● **Exercise brief**: Copy out the items verbatim from their first line through the line containing "silhouette-head [593, 30, 688, 135]", including both of those lines.

● **Supplied data**:

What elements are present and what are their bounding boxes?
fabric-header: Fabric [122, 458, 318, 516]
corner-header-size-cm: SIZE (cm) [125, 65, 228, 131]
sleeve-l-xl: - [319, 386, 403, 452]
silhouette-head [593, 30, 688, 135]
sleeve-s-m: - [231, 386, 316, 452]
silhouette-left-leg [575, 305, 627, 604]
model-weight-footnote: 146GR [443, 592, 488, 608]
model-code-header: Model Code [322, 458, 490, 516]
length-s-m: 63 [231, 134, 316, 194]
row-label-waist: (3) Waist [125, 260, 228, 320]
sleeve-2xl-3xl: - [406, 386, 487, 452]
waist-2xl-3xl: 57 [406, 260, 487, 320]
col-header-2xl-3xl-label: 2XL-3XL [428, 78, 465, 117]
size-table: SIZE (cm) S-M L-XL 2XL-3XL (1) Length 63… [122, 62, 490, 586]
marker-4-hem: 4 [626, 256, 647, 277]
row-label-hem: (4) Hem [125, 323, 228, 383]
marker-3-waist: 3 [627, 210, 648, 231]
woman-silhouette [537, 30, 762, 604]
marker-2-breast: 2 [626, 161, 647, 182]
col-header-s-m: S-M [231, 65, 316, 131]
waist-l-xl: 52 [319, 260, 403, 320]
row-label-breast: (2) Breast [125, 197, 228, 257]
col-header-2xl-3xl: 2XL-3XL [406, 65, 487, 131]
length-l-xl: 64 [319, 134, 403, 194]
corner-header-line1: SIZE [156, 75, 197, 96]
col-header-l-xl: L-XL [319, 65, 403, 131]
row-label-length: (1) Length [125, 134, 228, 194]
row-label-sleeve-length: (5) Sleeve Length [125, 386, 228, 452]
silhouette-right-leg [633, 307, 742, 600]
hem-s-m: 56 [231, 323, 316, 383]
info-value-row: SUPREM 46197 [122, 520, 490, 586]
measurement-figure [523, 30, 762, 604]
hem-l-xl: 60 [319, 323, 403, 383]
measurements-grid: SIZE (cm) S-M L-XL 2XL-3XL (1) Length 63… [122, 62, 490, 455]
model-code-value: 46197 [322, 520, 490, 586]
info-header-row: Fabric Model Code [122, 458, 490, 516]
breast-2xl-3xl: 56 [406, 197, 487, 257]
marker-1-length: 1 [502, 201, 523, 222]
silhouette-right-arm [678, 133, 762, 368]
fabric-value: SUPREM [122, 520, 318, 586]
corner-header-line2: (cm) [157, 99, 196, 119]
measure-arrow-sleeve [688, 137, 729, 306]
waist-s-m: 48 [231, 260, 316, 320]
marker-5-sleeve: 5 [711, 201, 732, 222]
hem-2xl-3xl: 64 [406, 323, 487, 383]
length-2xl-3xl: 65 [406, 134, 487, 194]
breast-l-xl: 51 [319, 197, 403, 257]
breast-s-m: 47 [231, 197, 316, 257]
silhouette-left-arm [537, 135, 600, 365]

● **Written reply**:
What elements are present and what are their bounding boxes?
fabric-header: Fabric [122, 458, 318, 516]
corner-header-size-cm: SIZE (cm) [125, 65, 228, 131]
sleeve-l-xl: - [319, 386, 403, 452]
silhouette-head [593, 30, 688, 135]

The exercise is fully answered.